Task prompt
State only the number of lines that contain the string "байгууллагад".

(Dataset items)
_ _ _
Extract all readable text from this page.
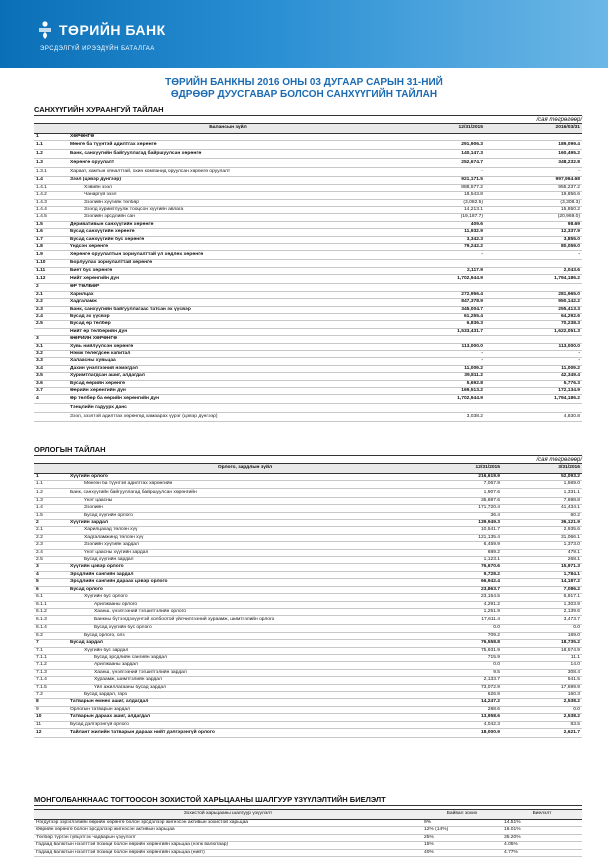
ТӨРИЙН БАНК
ЭРСДЭЛГҮЙ ИРЭЭДҮЙН БАТАЛГАА
ТӨРИЙН БАНКНЫ 2016 ОНЫ 03 ДУГААР САРЫН 31-НИЙ
ӨДРӨӨР ДУУСГАВАР БОЛСОН САНХҮҮГИЙН ТАЙЛАН
САНХҮҮГИЙН ХУРААНГУЙ ТАЙЛАН
/сая төгрөгөөр/
	Балансын зүйл	12/31/2015	2016/03/31
1	ХӨРӨНГӨ		
1.1	Мөнгө ба түүнтэй адилтгах хөрөнгө	291,906.3	189,099.4
1.2	Банк, санхүүгийн байгууллагад байршуулсан хөрөнгө	140,147.3	160,495.2
1.3	Хөрөнгө оруулалт	252,674.7	348,232.8
1.3.1	Хараат, хамтын хяналттай, охин компанид оруулсан хөрөнгө оруулалт	-	-
1.4	Зээл (цэвэр дүнгээр)	921,171.5	997,964.68
1.4.1	Хэвийн зээл	888,577.2	955,237.2
1.4.2	Чанаргүй зээл	18,543.8	19,856.6
1.4.3	Зээлийн хүүгийн төлбөр	(3,082.5)	(3,308.3)
1.4.4	Зээлд хуримтлуулж тооцсон хүүгийн авлага	14,213.1	15,850.2
1.4.5	Зээлийн эрсдлийн сан	(19,187.7)	(20,969.0)
1.5	Деривативын санхүүгийн хөрөнгө	409.6	98.69
1.6	Бусад санхүүгийн хөрөнгө	11,932.9	12,337.9
1.7	Бусад санхүүгийн бус хөрөнгө	3,342.3	3,855.0
1.8	Үндсэн хөрөнгө	79,242.2	80,059.0
1.9	Хөрөнгө оруулалтын зориулалттай үл хөдлөх хөрөнгө	-	-
1.10	Борлуулах зориулалттай хөрөнгө		
1.11	Биет бус хөрөнгө	2,117.9	2,043.6
1.12	Нийт хөрөнгийн дүн	1,702,944.9	1,794,186.2
2	ӨР ТӨЛБӨР		
2.1	Харилцах	272,956.4	281,965.0
2.2	Хадгаламж	847,378.9	950,142.2
2.3	Банк, санхүүгийн байгууллагаас татсан эх үүсвэр	345,004.7	255,413.3
2.4	Бусад эх үүсвэр	61,255.4	64,292.6
2.5	Бусад өр төлбөр	6,836.3	70,238.3
	Нийт өр төлбөрийн дүн	1,533,431.7	1,622,051.3
3	ӨӨРИЙН ХӨРӨНГӨ		
3.1	Хувь нийлүүлсэн хөрөнгө	113,000.0	113,000.0
3.2	Нэмж төлөгдсөн капитал	-	-
3.3	Халаасны хувьцаа	-	-
3.4	Дахин үнэлгээний нэмэгдэл	11,009.2	11,009.2
3.5	Хуримтлагдсан ашиг, алдагдал	39,811.2	42,349.4
3.6	Бусад өөрийн хөрөнгө	5,692.8	5,776.3
3.7	Өөрийн хөрөнгийн дүн	169,513.2	172,134.9
4	Өр төлбөр ба өөрийн хөрөнгийн дүн	1,702,944.9	1,794,186.2
	Тэнцлийн гадуурх данс		
	Зээл, зээлтэй адилтгах хөрөнгөд хамаарах үүрэг (цэвэр дүнгээр)	3,038.2	4,830.8
ОРЛОГЫН ТАЙЛАН
/сая төгрөгөөр/
	Орлого, зардлын зүйл	12/31/2015	3/31/2016
1	Хүүгийн орлого	216,619.9	52,093.2
1.1	Мөнгөн ба түүнтэй адилтгах хөрөнгийн	7,067.9	1,569.0
1.2	Банк, санхүүгийн байгууллагад байршуулсан хөрөнгийн	1,907.6	1,331.1
1.3	Үнэт цаасны	35,887.6	7,698.8
1.4	Зээлийн	171,720.4	41,434.1
1.5	Бусад хүүгийн орлого	36.4	60.2
2	Хүүгийн зардал	139,949.3	36,121.9
2.1	Харилцахад төлсөн хүү	10,541.7	2,935.6
2.2	Хадгаламжинд төлсөн хүү	121,135.4	31,066.1
2.3	Зээлийн хүүгийн зардал	6,459.9	1,373.0
2.4	Үнэт цаасны хүүгийн зардал	689.2	479.1
2.5	Бусад хүүгийн зардал	1,123.1	268.1
3	Хүүгийн цэвэр орлого	76,670.6	15,971.3
4	Эрсдлийн сангийн зардал	9,728.2	1,784.1
5	Эрсдлийн сангийн дараах цэвэр орлого	66,942.4	14,187.2
6	Бусад орлого	23,863.7	7,086.2
6.1	Хүүгийн бус орлого	23,154.5	6,917.1
6.1.1	Арилжааны орлого	4,291.2	1,303.9
6.1.2	Хаанш, үнэлгээний тэгшитгэлийн орлого	1,251.9	2,139.6
6.1.3	Банкны бүтээгдэхүүнтэй холбоотой үйлчилгээний хураамж, шимтгэлийн орлого	17,611.4	3,473.7
6.1.4	Бусад хүүгийн бус орлого	0.0	0.0
6.2	Бусад орлого, олз	709.2	169.0
7	Бусад зардал	76,558.8	18,735.2
7.1	Хүүгийн бус зардал	75,931.9	18,574.9
7.1.1	Бусад эрсдлийн сангийн зардал	715.9	11.1
7.1.2	Арилжааны зардал	0.0	14.0
7.1.3	Хаанш, үнэлгээний тэгшитгэлийн зардал	9.5	308.4
7.1.4	Хураамж, шимтгэлийн зардал	2,133.7	541.5
7.1.5	Үйл ажиллагааны бусад зардал	73,072.9	17,699.9
7.2	Бусад зардал, гарз	626.9	160.3
8	Татварын өмнөх ашиг, алдагдал	14,247.2	2,538.2
9	Орлогын татварын зардал	288.6	0.0
10	Татварын дараах ашиг, алдагдал	13,958.6	2,538.2
11	Бусад дэлгэрэнгүй орлого	4,042.3	83.5
12	Тайлант жилийн татварын дараах нийт дэлгэрэнгүй орлого	18,000.9	2,621.7
МОНГОЛБАНКНААС ТОГТООСОН ЗОХИСТОЙ ХАРЬЦААНЫ ШАЛГУУР ҮЗҮҮЛЭЛТИЙН БИЕЛЭЛТ
Зохистой харьцааны шалгуур үзүүлэлт	Байвал зохих	Биелэлт
Нэгдүгээр зэрэглэлийн өөрийн хөрөнгө болон эрсдэлээр жигнэсэн активын зохистой харьцаа	9%	14.51%
Өөрийн хөрөнгө болон эрсдэлээр жигнэсэн активын харьцаа	12% (14%)	16.01%
Төлбөр түргэн гүйцэтгэх чадварын үзүүлэлт	25%	35.20%
Гадаад валютын нээлттэй позици болон өөрийн хөрөнгийн харьцаа (нэгж валютаар)	15%	4.05%
Гадаад валютын нээлттэй позици болон өөрийн хөрөнгийн харьцаа (нийт)	40%	4.77%
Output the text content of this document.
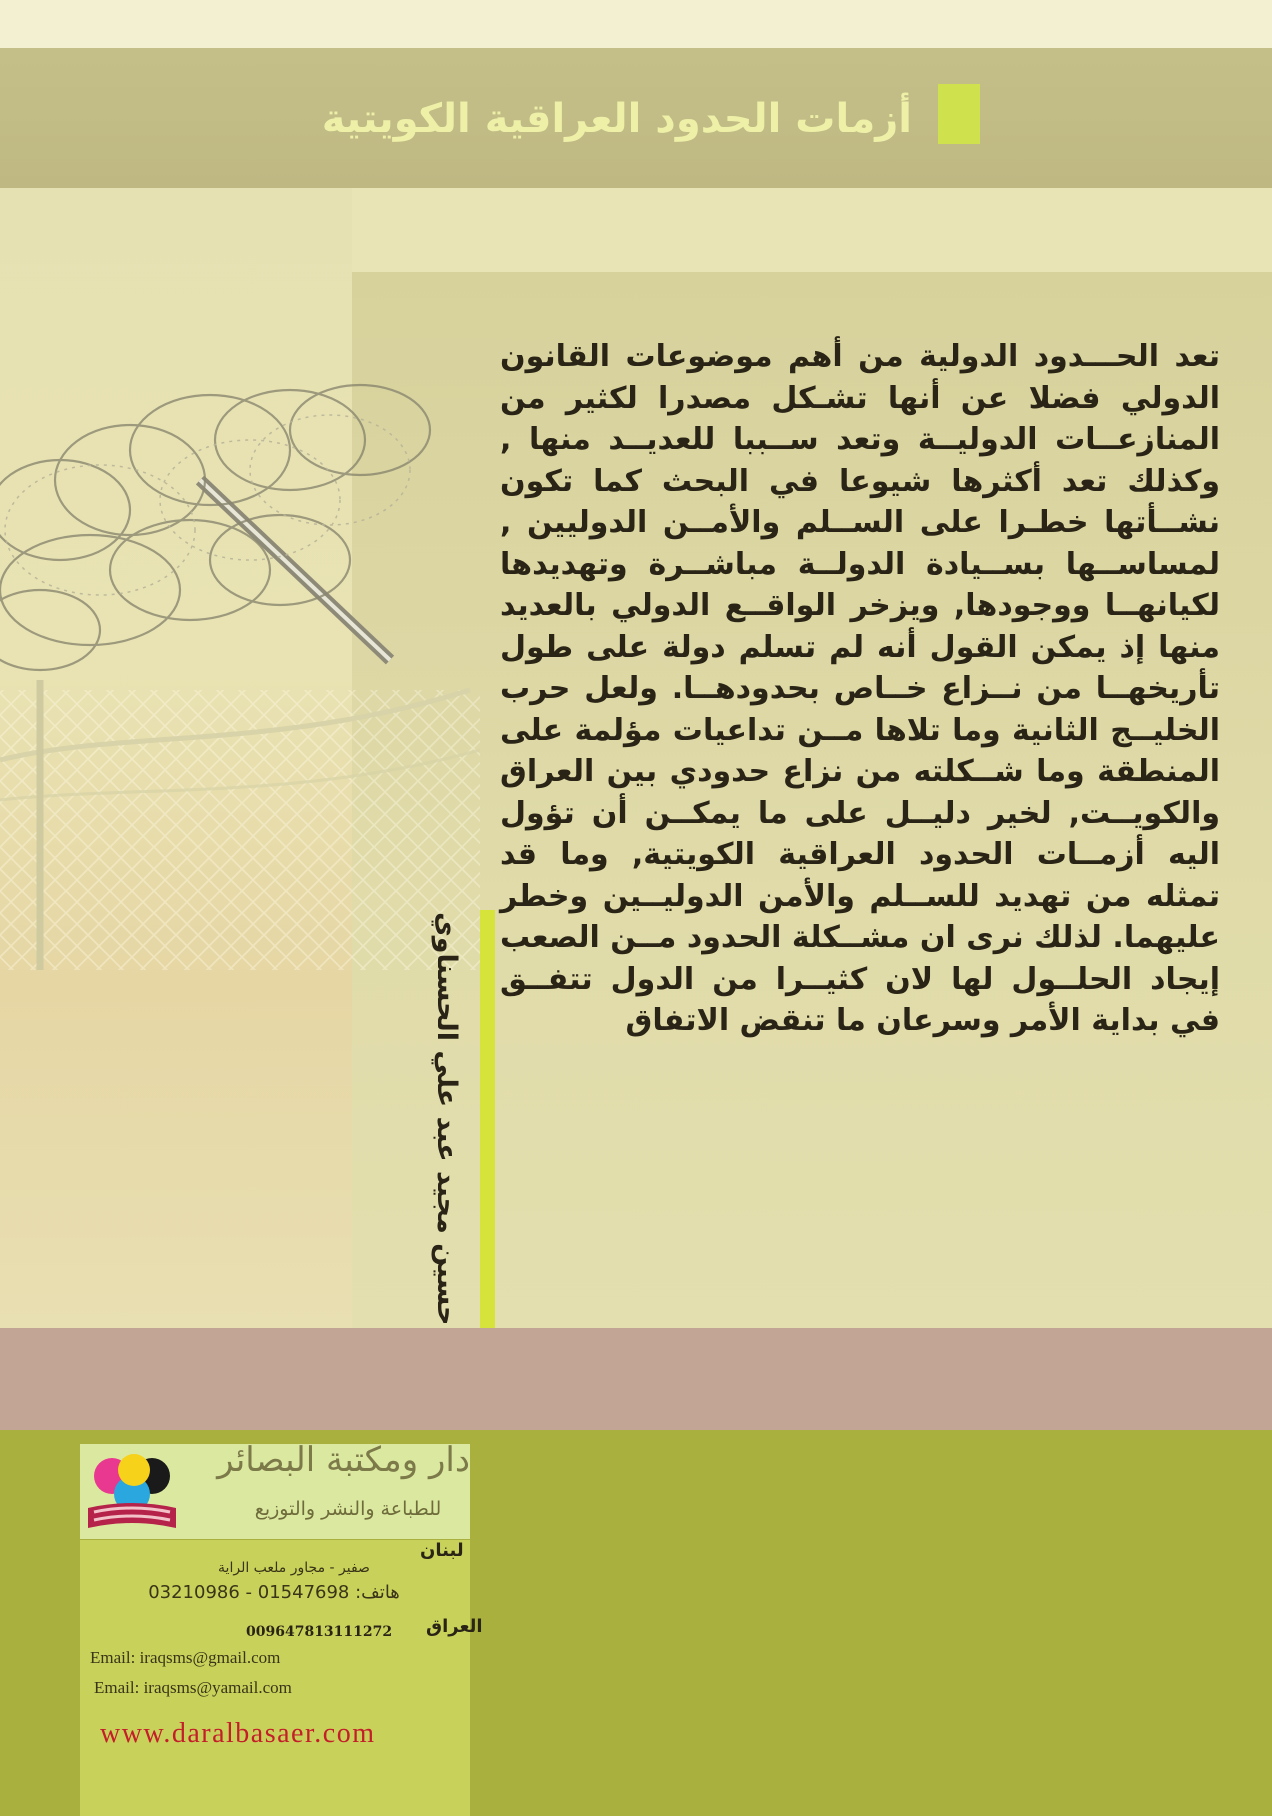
أزمات الحدود العراقية الكويتية
تعد الحـــدود الدولية من أهم موضوعات القانون الدولي فضلا عن أنها تشـكل مصدرا لكثير من المنازعــات الدوليــة وتعد ســببا للعديــد منها , وكذلك تعد أكثرها شيوعا في البحث كما تكون نشــأتها خطـرا على الســلم والأمــن الدوليين , لمساســها بســيادة الدولــة مباشــرة وتهديدها لكيانهــا ووجودها, ويزخر الواقــع الدولي بالعديد منها إذ يمكن القول أنه لم تسلم دولة على طول تأريخهــا من نــزاع خــاص بحدودهــا. ولعل حرب الخليــج الثانية وما تلاها مــن تداعيات مؤلمة على المنطقة وما شــكلته من نزاع حدودي بين العراق والكويــت, لخير دليــل على ما يمكــن أن تؤول اليه أزمــات الحدود العراقية الكويتية, وما قد تمثله من تهديد للســلم والأمن الدوليــين وخطر عليهما. لذلك نرى ان مشــكلة الحدود مــن الصعب إيجاد الحلــول لها لان كثيــرا من الدول تتفــق في بداية الأمر وسرعان ما تنقض الاتفاق
حسين مجيد عبد علي الحسناوي
دار ومكتبة البصائر
للطباعة والنشر والتوزيع
لبنان
صفير - مجاور ملعب الراية
03210986 - 01547698 :هاتف
العراق
009647813111272
Email: iraqsms@gmail.com
Email: iraqsms@yamail.com
www.daralbasaer.com
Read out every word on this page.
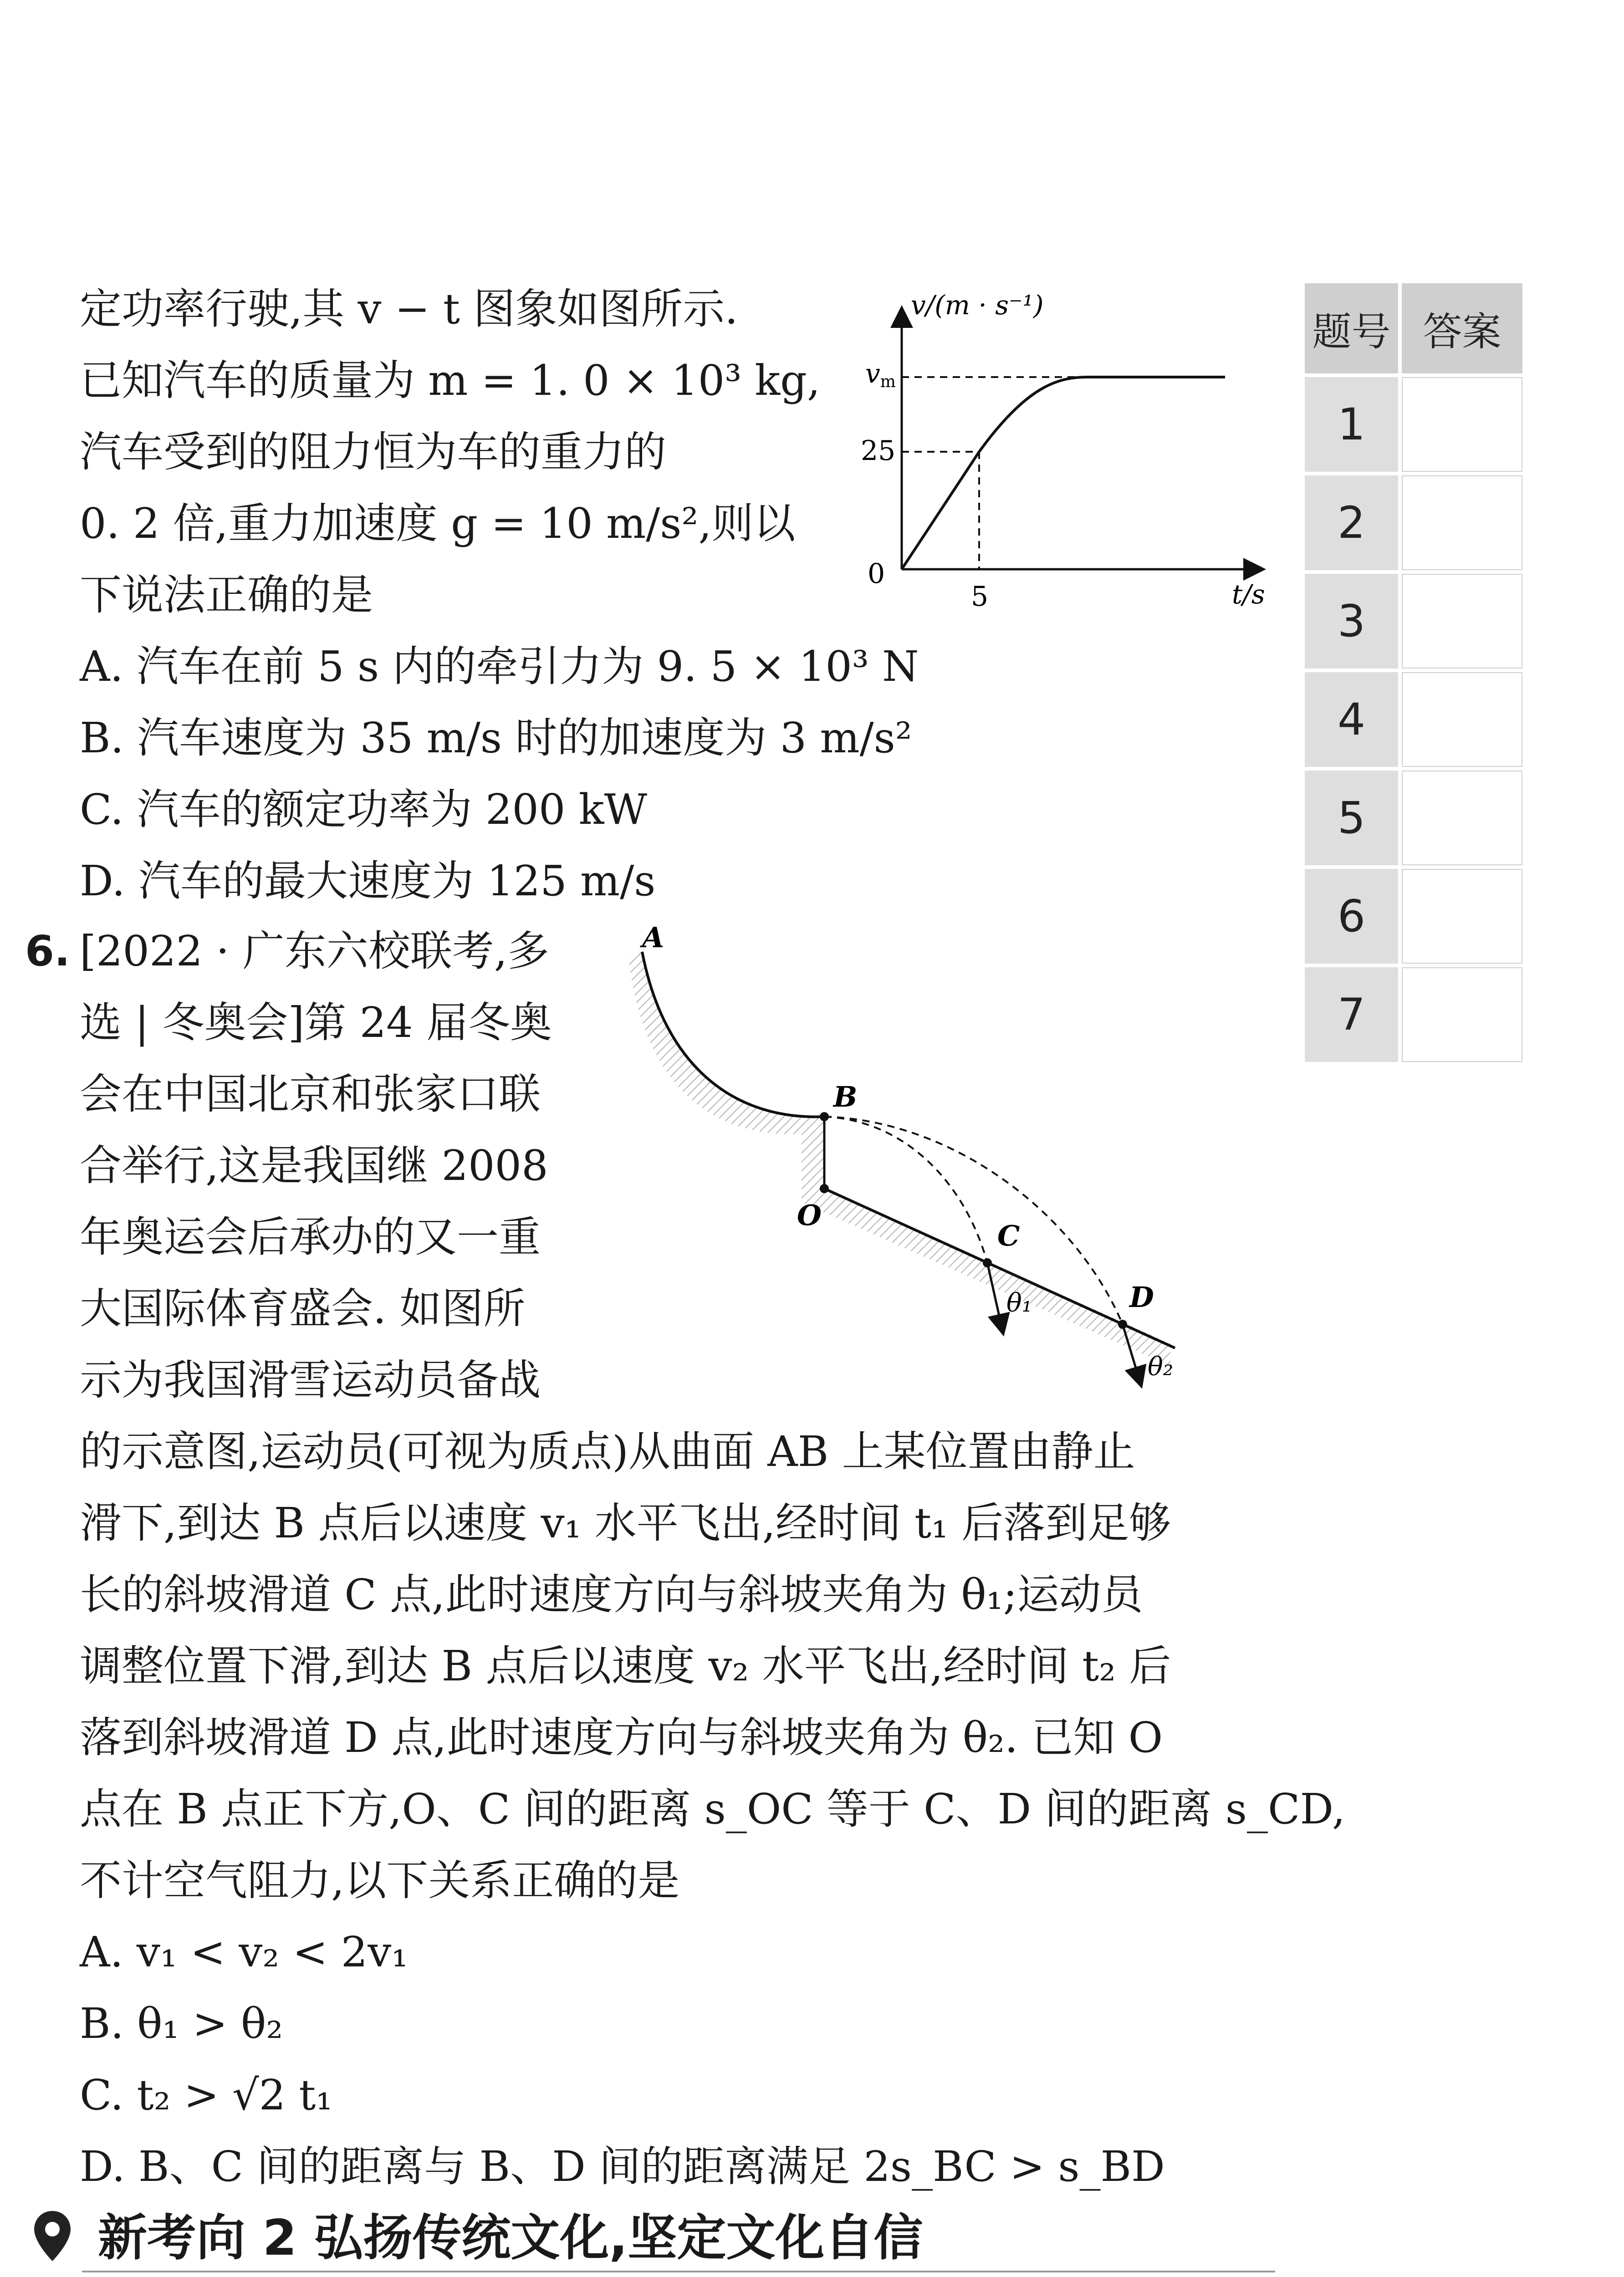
定功率行驶,其 v − t 图象如图所示.
已知汽车的质量为 m = 1. 0 × 10³ kg,
汽车受到的阻力恒为车的重力的
0. 2 倍,重力加速度 g = 10 m/s²,则以
下说法正确的是
A. 汽车在前 5 s 内的牵引力为 9. 5 × 10³ N
B. 汽车速度为 35 m/s 时的加速度为 3 m/s²
C. 汽车的额定功率为 200 kW
D. 汽车的最大速度为 125 m/s
v/(m · s⁻¹)
vm
25
0
5	t/s
6. [2022 · 广东六校联考,多
选 | 冬奥会]第 24 届冬奥
会在中国北京和张家口联
合举行,这是我国继 2008
年奥运会后承办的又一重
大国际体育盛会. 如图所
示为我国滑雪运动员备战
的示意图,运动员(可视为质点)从曲面 AB 上某位置由静止
滑下,到达 B 点后以速度 v₁ 水平飞出,经时间 t₁ 后落到足够
长的斜坡滑道 C 点,此时速度方向与斜坡夹角为 θ₁;运动员
调整位置下滑,到达 B 点后以速度 v₂ 水平飞出,经时间 t₂ 后
落到斜坡滑道 D 点,此时速度方向与斜坡夹角为 θ₂. 已知 O
点在 B 点正下方,O、C 间的距离 s_OC 等于 C、D 间的距离 s_CD,
不计空气阻力,以下关系正确的是
A. v₁ < v₂ < 2v₁
B. θ₁ > θ₂
C. t₂ > √2 t₁
D. B、C 间的距离与 B、D 间的距离满足 2s_BC > s_BD
A
B
O
C
D
θ₁
θ₂
新考向 2 弘扬传统文化,坚定文化自信
题号 答案
1
2
3
4
5
6
7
_ _ _
Exercise result
2